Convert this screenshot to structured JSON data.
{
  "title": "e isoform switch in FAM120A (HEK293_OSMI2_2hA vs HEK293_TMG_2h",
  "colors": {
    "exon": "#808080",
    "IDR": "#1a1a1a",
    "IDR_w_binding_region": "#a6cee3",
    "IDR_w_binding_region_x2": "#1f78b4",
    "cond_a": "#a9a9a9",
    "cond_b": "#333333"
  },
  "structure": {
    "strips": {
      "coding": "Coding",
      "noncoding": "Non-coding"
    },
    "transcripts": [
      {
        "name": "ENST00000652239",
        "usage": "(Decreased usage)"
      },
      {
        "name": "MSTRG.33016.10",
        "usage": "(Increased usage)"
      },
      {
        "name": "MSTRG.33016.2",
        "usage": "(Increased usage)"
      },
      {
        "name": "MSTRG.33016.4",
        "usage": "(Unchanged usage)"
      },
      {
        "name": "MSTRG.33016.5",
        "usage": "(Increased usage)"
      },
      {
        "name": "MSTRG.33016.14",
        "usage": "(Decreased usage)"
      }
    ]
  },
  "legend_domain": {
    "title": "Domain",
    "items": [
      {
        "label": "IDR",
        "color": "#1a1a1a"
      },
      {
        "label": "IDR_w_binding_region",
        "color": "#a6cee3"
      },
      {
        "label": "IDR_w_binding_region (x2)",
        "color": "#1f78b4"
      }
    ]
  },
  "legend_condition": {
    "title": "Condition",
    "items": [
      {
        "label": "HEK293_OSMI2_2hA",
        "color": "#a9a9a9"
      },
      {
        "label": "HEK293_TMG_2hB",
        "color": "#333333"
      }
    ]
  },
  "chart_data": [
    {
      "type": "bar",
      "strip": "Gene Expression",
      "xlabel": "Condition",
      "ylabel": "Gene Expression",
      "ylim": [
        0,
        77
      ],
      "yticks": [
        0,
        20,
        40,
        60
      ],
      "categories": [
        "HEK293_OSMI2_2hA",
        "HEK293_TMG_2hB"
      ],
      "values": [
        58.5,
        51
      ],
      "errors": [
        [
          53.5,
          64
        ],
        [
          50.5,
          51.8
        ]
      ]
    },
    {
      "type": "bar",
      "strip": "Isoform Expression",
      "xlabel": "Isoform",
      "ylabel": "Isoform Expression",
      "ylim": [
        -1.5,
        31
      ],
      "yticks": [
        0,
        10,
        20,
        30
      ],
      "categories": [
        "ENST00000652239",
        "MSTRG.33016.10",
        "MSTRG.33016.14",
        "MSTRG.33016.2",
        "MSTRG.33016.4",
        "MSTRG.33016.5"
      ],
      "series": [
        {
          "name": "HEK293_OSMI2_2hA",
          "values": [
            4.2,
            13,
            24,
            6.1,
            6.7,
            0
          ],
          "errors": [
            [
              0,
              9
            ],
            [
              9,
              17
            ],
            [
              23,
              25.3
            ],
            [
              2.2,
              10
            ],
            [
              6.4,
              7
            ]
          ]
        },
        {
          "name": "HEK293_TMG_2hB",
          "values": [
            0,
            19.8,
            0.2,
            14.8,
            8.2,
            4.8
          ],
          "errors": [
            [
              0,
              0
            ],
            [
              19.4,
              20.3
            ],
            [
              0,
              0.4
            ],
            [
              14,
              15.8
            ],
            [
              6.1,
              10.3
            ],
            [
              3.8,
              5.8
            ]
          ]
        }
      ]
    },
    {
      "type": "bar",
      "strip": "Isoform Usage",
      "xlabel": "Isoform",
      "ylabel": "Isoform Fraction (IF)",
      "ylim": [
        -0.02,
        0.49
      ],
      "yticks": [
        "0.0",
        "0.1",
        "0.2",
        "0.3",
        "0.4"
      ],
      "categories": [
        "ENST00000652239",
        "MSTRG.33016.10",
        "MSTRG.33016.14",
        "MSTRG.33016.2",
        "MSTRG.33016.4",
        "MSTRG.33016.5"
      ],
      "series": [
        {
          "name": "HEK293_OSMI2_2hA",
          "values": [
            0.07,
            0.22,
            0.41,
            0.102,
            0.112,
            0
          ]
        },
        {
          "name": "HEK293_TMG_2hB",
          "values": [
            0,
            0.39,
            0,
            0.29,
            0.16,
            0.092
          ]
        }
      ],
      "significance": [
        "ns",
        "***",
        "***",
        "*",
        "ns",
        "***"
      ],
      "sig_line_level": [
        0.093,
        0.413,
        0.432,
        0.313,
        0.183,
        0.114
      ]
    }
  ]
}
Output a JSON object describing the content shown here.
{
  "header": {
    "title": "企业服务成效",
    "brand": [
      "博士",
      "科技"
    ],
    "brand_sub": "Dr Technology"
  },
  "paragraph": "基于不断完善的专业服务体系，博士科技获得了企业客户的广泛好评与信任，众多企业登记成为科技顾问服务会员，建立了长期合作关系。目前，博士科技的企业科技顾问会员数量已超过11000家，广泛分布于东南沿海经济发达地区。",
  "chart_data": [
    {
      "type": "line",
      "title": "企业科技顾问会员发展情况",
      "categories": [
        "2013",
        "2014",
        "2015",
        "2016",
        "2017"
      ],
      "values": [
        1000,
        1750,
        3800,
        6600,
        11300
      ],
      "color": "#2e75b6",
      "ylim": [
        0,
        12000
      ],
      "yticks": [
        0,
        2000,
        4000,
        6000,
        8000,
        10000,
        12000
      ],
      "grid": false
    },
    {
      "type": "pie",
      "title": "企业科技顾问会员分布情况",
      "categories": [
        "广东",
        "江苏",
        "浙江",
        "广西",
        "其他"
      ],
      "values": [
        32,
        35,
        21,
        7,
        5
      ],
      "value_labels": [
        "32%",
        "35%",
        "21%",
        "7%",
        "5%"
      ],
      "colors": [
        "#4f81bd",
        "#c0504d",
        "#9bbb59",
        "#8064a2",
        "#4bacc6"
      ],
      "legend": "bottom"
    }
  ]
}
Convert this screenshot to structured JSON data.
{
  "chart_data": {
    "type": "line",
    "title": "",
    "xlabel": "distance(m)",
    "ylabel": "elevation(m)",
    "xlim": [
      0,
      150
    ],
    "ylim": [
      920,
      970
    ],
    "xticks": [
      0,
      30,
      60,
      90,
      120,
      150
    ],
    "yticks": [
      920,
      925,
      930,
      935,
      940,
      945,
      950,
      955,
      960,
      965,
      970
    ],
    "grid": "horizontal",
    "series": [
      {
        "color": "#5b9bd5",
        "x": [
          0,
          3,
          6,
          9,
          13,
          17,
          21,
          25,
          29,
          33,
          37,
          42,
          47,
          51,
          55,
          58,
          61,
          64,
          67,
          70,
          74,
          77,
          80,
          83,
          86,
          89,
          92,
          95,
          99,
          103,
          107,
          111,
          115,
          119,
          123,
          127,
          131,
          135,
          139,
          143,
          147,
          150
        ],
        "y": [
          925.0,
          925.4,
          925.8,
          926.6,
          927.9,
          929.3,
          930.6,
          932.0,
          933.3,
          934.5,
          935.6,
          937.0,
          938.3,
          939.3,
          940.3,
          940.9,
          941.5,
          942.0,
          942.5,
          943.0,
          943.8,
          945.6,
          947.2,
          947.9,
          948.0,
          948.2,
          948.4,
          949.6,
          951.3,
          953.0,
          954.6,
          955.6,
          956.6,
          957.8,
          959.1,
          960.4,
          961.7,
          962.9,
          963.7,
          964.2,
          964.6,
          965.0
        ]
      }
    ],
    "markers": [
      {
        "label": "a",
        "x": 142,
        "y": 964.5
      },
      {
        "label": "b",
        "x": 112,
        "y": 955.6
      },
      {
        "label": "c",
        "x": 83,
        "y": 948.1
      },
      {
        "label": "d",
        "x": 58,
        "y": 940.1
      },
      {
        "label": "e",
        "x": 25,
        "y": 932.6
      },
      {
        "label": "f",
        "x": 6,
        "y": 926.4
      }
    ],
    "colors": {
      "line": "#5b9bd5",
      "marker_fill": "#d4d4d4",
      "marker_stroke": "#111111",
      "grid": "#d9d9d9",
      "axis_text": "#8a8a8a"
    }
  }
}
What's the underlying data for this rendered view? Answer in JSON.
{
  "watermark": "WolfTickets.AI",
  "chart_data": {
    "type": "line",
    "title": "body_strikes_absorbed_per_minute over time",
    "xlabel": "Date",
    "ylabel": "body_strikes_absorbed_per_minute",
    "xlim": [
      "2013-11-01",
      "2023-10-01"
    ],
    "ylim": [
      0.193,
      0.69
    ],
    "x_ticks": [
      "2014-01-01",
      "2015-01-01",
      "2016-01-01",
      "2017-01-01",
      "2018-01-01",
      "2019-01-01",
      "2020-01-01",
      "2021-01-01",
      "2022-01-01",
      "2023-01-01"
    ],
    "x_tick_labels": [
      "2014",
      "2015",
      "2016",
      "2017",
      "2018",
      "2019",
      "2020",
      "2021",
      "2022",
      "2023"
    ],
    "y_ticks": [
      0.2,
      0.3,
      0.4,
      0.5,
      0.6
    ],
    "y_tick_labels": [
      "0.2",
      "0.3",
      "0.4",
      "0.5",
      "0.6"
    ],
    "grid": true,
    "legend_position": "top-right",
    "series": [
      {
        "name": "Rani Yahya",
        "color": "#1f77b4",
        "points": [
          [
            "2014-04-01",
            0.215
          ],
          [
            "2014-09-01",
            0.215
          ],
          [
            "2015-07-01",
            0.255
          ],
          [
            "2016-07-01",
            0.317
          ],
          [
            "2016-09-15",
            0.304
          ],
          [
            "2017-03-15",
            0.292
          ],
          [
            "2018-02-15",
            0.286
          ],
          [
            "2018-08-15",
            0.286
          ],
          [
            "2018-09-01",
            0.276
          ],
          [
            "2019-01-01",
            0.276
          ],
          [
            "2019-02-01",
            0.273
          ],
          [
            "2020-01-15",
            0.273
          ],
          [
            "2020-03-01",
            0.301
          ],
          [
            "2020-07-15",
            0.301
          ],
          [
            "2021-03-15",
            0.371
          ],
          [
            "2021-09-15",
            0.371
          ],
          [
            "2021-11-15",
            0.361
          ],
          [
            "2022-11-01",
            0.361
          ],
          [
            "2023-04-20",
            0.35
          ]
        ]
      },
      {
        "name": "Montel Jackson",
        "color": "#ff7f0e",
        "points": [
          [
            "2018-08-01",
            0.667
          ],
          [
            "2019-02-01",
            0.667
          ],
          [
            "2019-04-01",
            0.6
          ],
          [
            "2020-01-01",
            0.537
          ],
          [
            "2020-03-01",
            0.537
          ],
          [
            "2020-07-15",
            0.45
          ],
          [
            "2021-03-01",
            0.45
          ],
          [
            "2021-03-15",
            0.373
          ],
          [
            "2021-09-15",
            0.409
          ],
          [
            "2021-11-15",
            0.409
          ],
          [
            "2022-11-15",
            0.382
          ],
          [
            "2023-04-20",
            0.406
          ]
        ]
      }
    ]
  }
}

══════

- WHAT IS REQUIRED: Show the lines of the records that contain the word "Gene".

- FINAL RESULT:
      "strip": "Gene Expression",
      "ylabel": "Gene Expression",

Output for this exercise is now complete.